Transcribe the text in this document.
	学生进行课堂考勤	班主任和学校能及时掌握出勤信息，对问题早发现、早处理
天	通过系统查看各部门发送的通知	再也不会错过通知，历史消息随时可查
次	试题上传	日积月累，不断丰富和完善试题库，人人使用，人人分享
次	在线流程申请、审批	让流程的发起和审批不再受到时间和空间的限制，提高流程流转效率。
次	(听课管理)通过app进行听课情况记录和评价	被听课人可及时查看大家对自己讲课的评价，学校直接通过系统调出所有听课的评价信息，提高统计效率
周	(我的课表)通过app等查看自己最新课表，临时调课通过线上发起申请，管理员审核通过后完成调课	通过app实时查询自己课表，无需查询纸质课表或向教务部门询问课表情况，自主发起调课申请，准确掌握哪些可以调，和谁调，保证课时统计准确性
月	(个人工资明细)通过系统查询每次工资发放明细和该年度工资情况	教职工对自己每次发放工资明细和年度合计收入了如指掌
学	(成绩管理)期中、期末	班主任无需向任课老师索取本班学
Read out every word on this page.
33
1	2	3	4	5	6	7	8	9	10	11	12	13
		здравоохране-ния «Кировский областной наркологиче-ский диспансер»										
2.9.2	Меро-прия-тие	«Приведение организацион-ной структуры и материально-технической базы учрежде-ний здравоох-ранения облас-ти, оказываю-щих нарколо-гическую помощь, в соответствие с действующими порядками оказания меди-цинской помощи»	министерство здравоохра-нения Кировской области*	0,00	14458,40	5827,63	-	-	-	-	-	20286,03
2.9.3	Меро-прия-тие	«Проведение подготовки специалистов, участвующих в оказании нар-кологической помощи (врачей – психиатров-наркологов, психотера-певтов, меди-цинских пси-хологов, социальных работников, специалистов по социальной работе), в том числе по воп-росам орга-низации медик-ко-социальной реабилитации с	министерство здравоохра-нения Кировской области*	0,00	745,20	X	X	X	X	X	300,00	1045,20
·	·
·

## Work instructions
Your task is to output the full set of records exactly as presented.

## Solution for this task
Transcribe the text in this document.
	学生进行课堂考勤	班主任和学校能及时掌握出勤信息，对问题早发现、早处理
天	通过系统查看各部门发送的通知	再也不会错过通知，历史消息随时可查
次	试题上传	日积月累，不断丰富和完善试题库，人人使用，人人分享
次	在线流程申请、审批	让流程的发起和审批不再受到时间和空间的限制，提高流程流转效率。
次	(听课管理)通过app进行听课情况记录和评价	被听课人可及时查看大家对自己讲课的评价，学校直接通过系统调出所有听课的评价信息，提高统计效率
周	(我的课表)通过app等查看自己最新课表，临时调课通过线上发起申请，管理员审核通过后完成调课	通过app实时查询自己课表，无需查询纸质课表或向教务部门询问课表情况，自主发起调课申请，准确掌握哪些可以调，和谁调，保证课时统计准确性
月	(个人工资明细)通过系统查询每次工资发放明细和该年度工资情况	教职工对自己每次发放工资明细和年度合计收入了如指掌
学	(成绩管理)期中、期末	班主任无需向任课老师索取本班学
Read out every word on this page.
33
1	2	3	4	5	6	7	8	9	10	11	12	13
		здравоохране-ния «Кировский областной наркологиче-ский диспансер»										
2.9.2	Меро-прия-тие	«Приведение организацион-ной структуры и материально-технической базы учрежде-ний здравоох-ранения облас-ти, оказываю-щих нарколо-гическую помощь, в соответствие с действующими порядками оказания меди-цинской помощи»	министерство здравоохра-нения Кировской области*	0,00	14458,40	5827,63	-	-	-	-	-	20286,03
2.9.3	Меро-прия-тие	«Проведение подготовки специалистов, участвующих в оказании нар-кологической помощи (врачей – психиатров-наркологов, психотера-певтов, меди-цинских пси-хологов, социальных работников, специалистов по социальной работе), в том числе по воп-росам орга-низации медик-ко-социальной реабилитации с	министерство здравоохра-нения Кировской области*	0,00	745,20	X	X	X	X	X	300,00	1045,20
·	·
·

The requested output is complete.